> _GIVEN REQUEST_:
Continue the opinion piece below on President Bush's screened Social Security audiences, starting after its final sentence.

> _PASSAGE_:
◇ ◇ ◇ ◇ ◇
President George W. Bush has learned to use the bully pulpit that is the powerful prerogative of all presidents.
But this president has tried to tweak that power in ways that expand the definition of "managed news."
Let's start with his national campaign to change Social Security.
As he travels around the nation to make his pitch that Social Security is in a crisis, the president is limiting his congregation to screened, sanitized audiences. Why does he sermonize on the subject only to carefully selected audiences?
These are people who are vetted to make sure they agree with the president's views. If they pass that test, the local Republican Party or the groups sponsoring the event then issue tickets to the so-called "town meetings" or "conversations with the president."
Asked why the president speaks only to his supporters, White House press secretary Scott McClellan said Bush's intention is to "educate" the people. He probably meant "indoctrinate."
Is this the president of all the people -- or just some of the people who agree with him?
It's bizarre. He's preaching to the choir, hardly the way to "educate" the public.
Controlling his audience was a prime goal of Bush's 2004 presidential campaign, when anti-war protesters were barred from his public appearances. People who openly disagreed with him were hustled out of the hall. We're now seeing the same audience control when Bush speaks about Social Security. The Secret Service and White House aides apparently spend a lot of time trying to handpick those permitted to hear him.
◇ ◇ ◇ ◇ ◇
> _EXTRACTED RECORDS_:
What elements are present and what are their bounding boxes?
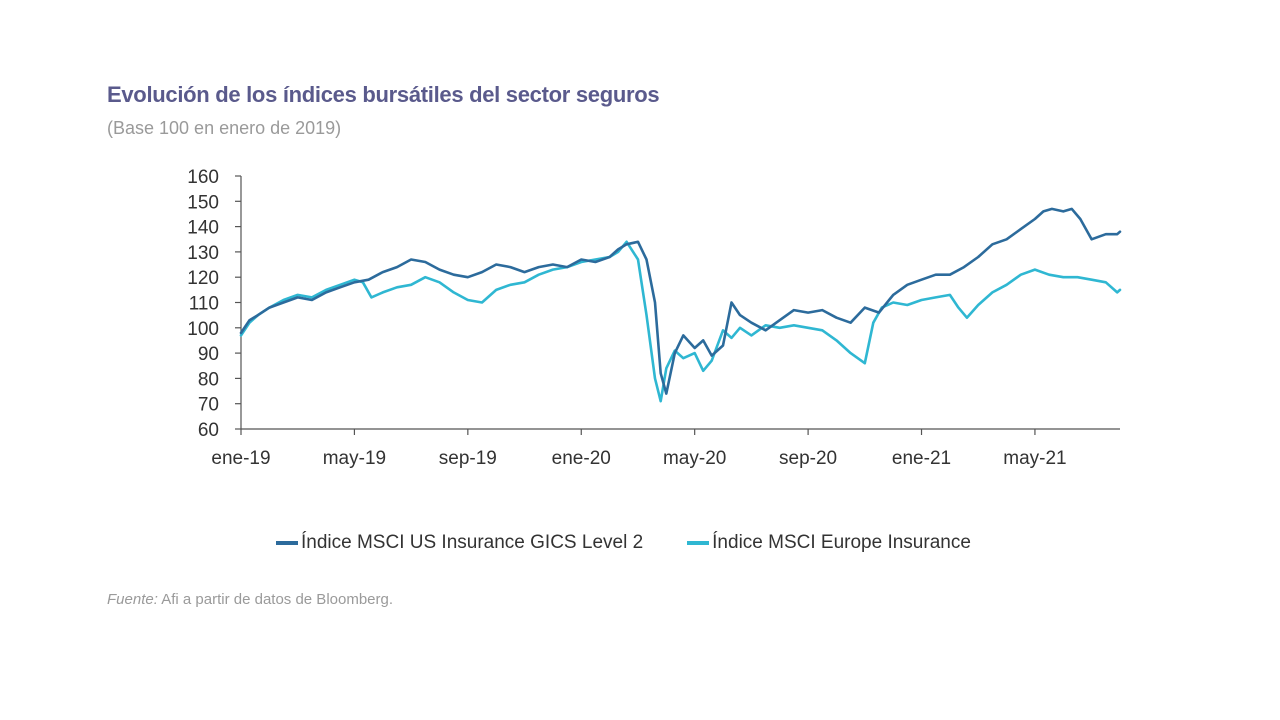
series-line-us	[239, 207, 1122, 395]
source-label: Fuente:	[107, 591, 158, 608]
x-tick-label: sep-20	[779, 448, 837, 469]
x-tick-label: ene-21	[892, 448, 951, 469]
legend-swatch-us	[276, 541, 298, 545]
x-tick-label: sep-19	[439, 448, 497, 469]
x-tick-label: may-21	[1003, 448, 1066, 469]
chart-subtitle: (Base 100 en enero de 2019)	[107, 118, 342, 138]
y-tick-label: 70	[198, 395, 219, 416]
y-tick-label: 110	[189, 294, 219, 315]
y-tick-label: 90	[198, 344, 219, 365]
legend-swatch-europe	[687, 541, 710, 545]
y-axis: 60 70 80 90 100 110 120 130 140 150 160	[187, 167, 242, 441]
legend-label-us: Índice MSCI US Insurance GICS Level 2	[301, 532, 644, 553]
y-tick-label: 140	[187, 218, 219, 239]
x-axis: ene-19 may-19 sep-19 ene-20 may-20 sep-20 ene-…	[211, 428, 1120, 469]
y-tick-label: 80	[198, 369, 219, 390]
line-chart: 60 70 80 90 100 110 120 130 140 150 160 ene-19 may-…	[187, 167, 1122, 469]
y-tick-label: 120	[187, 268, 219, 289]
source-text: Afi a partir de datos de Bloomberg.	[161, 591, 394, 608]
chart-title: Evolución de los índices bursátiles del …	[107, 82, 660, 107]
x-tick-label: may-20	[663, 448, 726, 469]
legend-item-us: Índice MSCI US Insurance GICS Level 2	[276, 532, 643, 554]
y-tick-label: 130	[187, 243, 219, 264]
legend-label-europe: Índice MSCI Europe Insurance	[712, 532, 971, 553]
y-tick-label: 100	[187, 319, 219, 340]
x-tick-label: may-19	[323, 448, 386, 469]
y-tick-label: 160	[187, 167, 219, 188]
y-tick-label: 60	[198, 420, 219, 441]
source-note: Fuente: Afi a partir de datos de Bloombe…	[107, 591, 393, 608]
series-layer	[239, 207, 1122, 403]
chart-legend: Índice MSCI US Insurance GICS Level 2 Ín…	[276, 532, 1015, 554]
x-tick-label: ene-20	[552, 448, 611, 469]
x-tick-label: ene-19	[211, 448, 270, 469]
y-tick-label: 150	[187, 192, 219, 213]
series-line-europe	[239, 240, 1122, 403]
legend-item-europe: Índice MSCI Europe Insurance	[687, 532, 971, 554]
◇ ◇ ◇ ◇ ◇
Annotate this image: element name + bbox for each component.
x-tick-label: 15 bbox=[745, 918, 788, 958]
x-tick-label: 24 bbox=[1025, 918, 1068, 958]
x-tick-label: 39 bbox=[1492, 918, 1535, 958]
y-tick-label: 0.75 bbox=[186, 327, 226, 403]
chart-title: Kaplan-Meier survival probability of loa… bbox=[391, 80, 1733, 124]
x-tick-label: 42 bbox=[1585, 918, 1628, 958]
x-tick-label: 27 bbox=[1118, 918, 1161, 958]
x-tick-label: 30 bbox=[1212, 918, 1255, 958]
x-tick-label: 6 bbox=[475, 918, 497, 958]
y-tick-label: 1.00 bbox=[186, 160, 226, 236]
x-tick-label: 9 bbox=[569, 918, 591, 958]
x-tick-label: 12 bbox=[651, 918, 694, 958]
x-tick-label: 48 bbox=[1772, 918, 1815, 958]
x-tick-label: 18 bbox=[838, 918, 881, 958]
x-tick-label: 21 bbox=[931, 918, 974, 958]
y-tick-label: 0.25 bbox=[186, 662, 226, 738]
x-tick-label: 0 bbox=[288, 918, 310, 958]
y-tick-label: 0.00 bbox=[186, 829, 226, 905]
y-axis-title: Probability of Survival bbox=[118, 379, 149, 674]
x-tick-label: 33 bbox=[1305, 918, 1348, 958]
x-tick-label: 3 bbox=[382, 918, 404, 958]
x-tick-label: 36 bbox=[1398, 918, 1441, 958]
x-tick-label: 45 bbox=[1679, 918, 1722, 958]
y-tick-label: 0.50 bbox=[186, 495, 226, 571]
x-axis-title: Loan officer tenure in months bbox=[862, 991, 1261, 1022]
◇ ◇ ◇ ◇ ◇
> _RESULT OF THIS EXERCISE_:
Bush seems satisfied that he has made Social Security a worry to people. That's the goal of his sky-is-falling campaign. But the president is not ready to handle genuine dialogue on the subject or deal with those opposed to his plan to partially privatize the government pension program.
Every administration tries to manage the message that the news media convey to the public about presidential policies, problems and successes. But the Bush White House is pioneering new methods that steer message management into outright government propaganda.
The New York Times on March 13 published an in-depth report on how the administration is cranking up its public relations campaign to manipulate broadcast news by distributing pre-packaged videos prepared by several federal agencies, including the Pentagon.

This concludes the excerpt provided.